▸ **WORK REQUIRED**:
Quote every line below exactly as it reads.

>>>

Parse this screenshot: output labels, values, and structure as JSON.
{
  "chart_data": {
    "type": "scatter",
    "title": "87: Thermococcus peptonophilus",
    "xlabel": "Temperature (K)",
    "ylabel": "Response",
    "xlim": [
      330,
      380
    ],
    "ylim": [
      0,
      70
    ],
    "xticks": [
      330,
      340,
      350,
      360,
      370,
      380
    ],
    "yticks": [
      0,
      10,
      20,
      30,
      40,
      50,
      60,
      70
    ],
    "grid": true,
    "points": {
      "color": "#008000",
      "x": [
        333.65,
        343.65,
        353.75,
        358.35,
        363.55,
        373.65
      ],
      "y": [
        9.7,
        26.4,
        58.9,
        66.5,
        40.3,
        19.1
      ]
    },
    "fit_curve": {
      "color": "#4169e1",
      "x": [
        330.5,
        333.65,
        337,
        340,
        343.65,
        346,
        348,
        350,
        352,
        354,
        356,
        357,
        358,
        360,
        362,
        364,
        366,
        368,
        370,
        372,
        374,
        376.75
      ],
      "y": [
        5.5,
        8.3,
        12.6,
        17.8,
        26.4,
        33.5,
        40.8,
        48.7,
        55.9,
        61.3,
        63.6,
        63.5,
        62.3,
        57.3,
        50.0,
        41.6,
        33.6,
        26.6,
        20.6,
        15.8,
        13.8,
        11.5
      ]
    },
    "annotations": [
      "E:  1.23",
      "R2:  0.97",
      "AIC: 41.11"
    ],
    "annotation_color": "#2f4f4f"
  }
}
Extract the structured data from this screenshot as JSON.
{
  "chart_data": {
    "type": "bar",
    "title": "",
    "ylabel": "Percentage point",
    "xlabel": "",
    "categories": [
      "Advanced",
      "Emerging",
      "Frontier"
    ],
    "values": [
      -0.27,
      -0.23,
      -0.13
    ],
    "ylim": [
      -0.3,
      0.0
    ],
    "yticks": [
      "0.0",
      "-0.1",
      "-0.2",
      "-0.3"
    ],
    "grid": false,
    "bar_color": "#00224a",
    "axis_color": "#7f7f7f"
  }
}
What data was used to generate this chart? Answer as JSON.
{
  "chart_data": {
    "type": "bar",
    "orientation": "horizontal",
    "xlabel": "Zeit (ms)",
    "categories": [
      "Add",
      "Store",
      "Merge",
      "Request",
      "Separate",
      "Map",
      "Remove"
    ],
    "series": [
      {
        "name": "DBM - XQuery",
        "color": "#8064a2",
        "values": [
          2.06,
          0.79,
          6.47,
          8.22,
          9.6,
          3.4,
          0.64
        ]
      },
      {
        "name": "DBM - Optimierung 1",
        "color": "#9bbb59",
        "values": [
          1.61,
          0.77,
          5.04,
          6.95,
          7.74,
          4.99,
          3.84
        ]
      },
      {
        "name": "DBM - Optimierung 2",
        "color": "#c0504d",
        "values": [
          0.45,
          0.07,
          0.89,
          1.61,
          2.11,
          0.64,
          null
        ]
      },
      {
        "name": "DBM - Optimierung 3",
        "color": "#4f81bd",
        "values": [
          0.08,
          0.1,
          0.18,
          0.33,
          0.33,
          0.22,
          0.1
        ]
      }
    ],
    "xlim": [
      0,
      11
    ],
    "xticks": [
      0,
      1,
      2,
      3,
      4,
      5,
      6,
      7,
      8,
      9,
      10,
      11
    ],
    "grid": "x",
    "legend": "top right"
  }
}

<<<

▸ **COMPLETE RESPONSE**:
Parse this screenshot: output labels, values, and structure as JSON.
{
  "chart_data": {
    "type": "scatter",
    "title": "87: Thermococcus peptonophilus",
    "xlabel": "Temperature (K)",
    "ylabel": "Response",
    "xlim": [
      330,
      380
    ],
    "ylim": [
      0,
      70
    ],
    "xticks": [
      330,
      340,
      350,
      360,
      370,
      380
    ],
    "yticks": [
      0,
      10,
      20,
      30,
      40,
      50,
      60,
      70
    ],
    "grid": true,
    "points": {
      "color": "#008000",
      "x": [
        333.65,
        343.65,
        353.75,
        358.35,
        363.55,
        373.65
      ],
      "y": [
        9.7,
        26.4,
        58.9,
        66.5,
        40.3,
        19.1
      ]
    },
    "fit_curve": {
      "color": "#4169e1",
      "x": [
        330.5,
        333.65,
        337,
        340,
        343.65,
        346,
        348,
        350,
        352,
        354,
        356,
        357,
        358,
        360,
        362,
        364,
        366,
        368,
        370,
        372,
        374,
        376.75
      ],
      "y": [
        5.5,
        8.3,
        12.6,
        17.8,
        26.4,
        33.5,
        40.8,
        48.7,
        55.9,
        61.3,
        63.6,
        63.5,
        62.3,
        57.3,
        50.0,
        41.6,
        33.6,
        26.6,
        20.6,
        15.8,
        13.8,
        11.5
      ]
    },
    "annotations": [
      "E:  1.23",
      "R2:  0.97",
      "AIC: 41.11"
    ],
    "annotation_color": "#2f4f4f"
  }
}
Extract the structured data from this screenshot as JSON.
{
  "chart_data": {
    "type": "bar",
    "title": "",
    "ylabel": "Percentage point",
    "xlabel": "",
    "categories": [
      "Advanced",
      "Emerging",
      "Frontier"
    ],
    "values": [
      -0.27,
      -0.23,
      -0.13
    ],
    "ylim": [
      -0.3,
      0.0
    ],
    "yticks": [
      "0.0",
      "-0.1",
      "-0.2",
      "-0.3"
    ],
    "grid": false,
    "bar_color": "#00224a",
    "axis_color": "#7f7f7f"
  }
}
What data was used to generate this chart? Answer as JSON.
{
  "chart_data": {
    "type": "bar",
    "orientation": "horizontal",
    "xlabel": "Zeit (ms)",
    "categories": [
      "Add",
      "Store",
      "Merge",
      "Request",
      "Separate",
      "Map",
      "Remove"
    ],
    "series": [
      {
        "name": "DBM - XQuery",
        "color": "#8064a2",
        "values": [
          2.06,
          0.79,
          6.47,
          8.22,
          9.6,
          3.4,
          0.64
        ]
      },
      {
        "name": "DBM - Optimierung 1",
        "color": "#9bbb59",
        "values": [
          1.61,
          0.77,
          5.04,
          6.95,
          7.74,
          4.99,
          3.84
        ]
      },
      {
        "name": "DBM - Optimierung 2",
        "color": "#c0504d",
        "values": [
          0.45,
          0.07,
          0.89,
          1.61,
          2.11,
          0.64,
          null
        ]
      },
      {
        "name": "DBM - Optimierung 3",
        "color": "#4f81bd",
        "values": [
          0.08,
          0.1,
          0.18,
          0.33,
          0.33,
          0.22,
          0.1
        ]
      }
    ],
    "xlim": [
      0,
      11
    ],
    "xticks": [
      0,
      1,
      2,
      3,
      4,
      5,
      6,
      7,
      8,
      9,
      10,
      11
    ],
    "grid": "x",
    "legend": "top right"
  }
}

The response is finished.